### Task prompt
Print out every record exactly as it appears.

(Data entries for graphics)
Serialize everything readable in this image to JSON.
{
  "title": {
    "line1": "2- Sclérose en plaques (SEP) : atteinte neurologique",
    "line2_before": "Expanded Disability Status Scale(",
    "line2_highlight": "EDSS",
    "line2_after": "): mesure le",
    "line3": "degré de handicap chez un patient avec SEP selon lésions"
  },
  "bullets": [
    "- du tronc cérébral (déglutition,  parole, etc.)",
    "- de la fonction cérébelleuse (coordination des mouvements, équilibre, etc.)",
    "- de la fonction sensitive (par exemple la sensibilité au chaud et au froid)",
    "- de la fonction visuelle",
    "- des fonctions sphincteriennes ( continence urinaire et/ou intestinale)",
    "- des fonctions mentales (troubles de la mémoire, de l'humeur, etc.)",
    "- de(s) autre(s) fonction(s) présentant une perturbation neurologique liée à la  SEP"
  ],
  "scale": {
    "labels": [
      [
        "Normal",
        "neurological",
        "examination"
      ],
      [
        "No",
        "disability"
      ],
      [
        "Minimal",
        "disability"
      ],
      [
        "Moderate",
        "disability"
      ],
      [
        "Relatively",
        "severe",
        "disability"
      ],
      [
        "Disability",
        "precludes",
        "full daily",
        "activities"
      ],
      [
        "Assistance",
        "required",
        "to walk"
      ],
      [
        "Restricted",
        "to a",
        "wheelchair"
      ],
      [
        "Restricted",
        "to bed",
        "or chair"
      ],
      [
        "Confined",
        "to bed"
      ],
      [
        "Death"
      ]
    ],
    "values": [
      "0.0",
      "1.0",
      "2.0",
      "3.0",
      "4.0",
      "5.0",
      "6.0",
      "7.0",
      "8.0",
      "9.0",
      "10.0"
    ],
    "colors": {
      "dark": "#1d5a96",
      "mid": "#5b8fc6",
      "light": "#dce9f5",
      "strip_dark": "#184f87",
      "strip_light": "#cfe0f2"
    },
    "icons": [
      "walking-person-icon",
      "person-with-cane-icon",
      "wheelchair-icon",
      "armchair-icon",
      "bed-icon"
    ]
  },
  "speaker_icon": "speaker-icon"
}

### Written reply
Serialize everything readable in this image to JSON.
{
  "title": {
    "line1": "2- Sclérose en plaques (SEP) : atteinte neurologique",
    "line2_before": "Expanded Disability Status Scale(",
    "line2_highlight": "EDSS",
    "line2_after": "): mesure le",
    "line3": "degré de handicap chez un patient avec SEP selon lésions"
  },
  "bullets": [
    "- du tronc cérébral (déglutition,  parole, etc.)",
    "- de la fonction cérébelleuse (coordination des mouvements, équilibre, etc.)",
    "- de la fonction sensitive (par exemple la sensibilité au chaud et au froid)",
    "- de la fonction visuelle",
    "- des fonctions sphincteriennes ( continence urinaire et/ou intestinale)",
    "- des fonctions mentales (troubles de la mémoire, de l'humeur, etc.)",
    "- de(s) autre(s) fonction(s) présentant une perturbation neurologique liée à la  SEP"
  ],
  "scale": {
    "labels": [
      [
        "Normal",
        "neurological",
        "examination"
      ],
      [
        "No",
        "disability"
      ],
      [
        "Minimal",
        "disability"
      ],
      [
        "Moderate",
        "disability"
      ],
      [
        "Relatively",
        "severe",
        "disability"
      ],
      [
        "Disability",
        "precludes",
        "full daily",
        "activities"
      ],
      [
        "Assistance",
        "required",
        "to walk"
      ],
      [
        "Restricted",
        "to a",
        "wheelchair"
      ],
      [
        "Restricted",
        "to bed",
        "or chair"
      ],
      [
        "Confined",
        "to bed"
      ],
      [
        "Death"
      ]
    ],
    "values": [
      "0.0",
      "1.0",
      "2.0",
      "3.0",
      "4.0",
      "5.0",
      "6.0",
      "7.0",
      "8.0",
      "9.0",
      "10.0"
    ],
    "colors": {
      "dark": "#1d5a96",
      "mid": "#5b8fc6",
      "light": "#dce9f5",
      "strip_dark": "#184f87",
      "strip_light": "#cfe0f2"
    },
    "icons": [
      "walking-person-icon",
      "person-with-cane-icon",
      "wheelchair-icon",
      "armchair-icon",
      "bed-icon"
    ]
  },
  "speaker_icon": "speaker-icon"
}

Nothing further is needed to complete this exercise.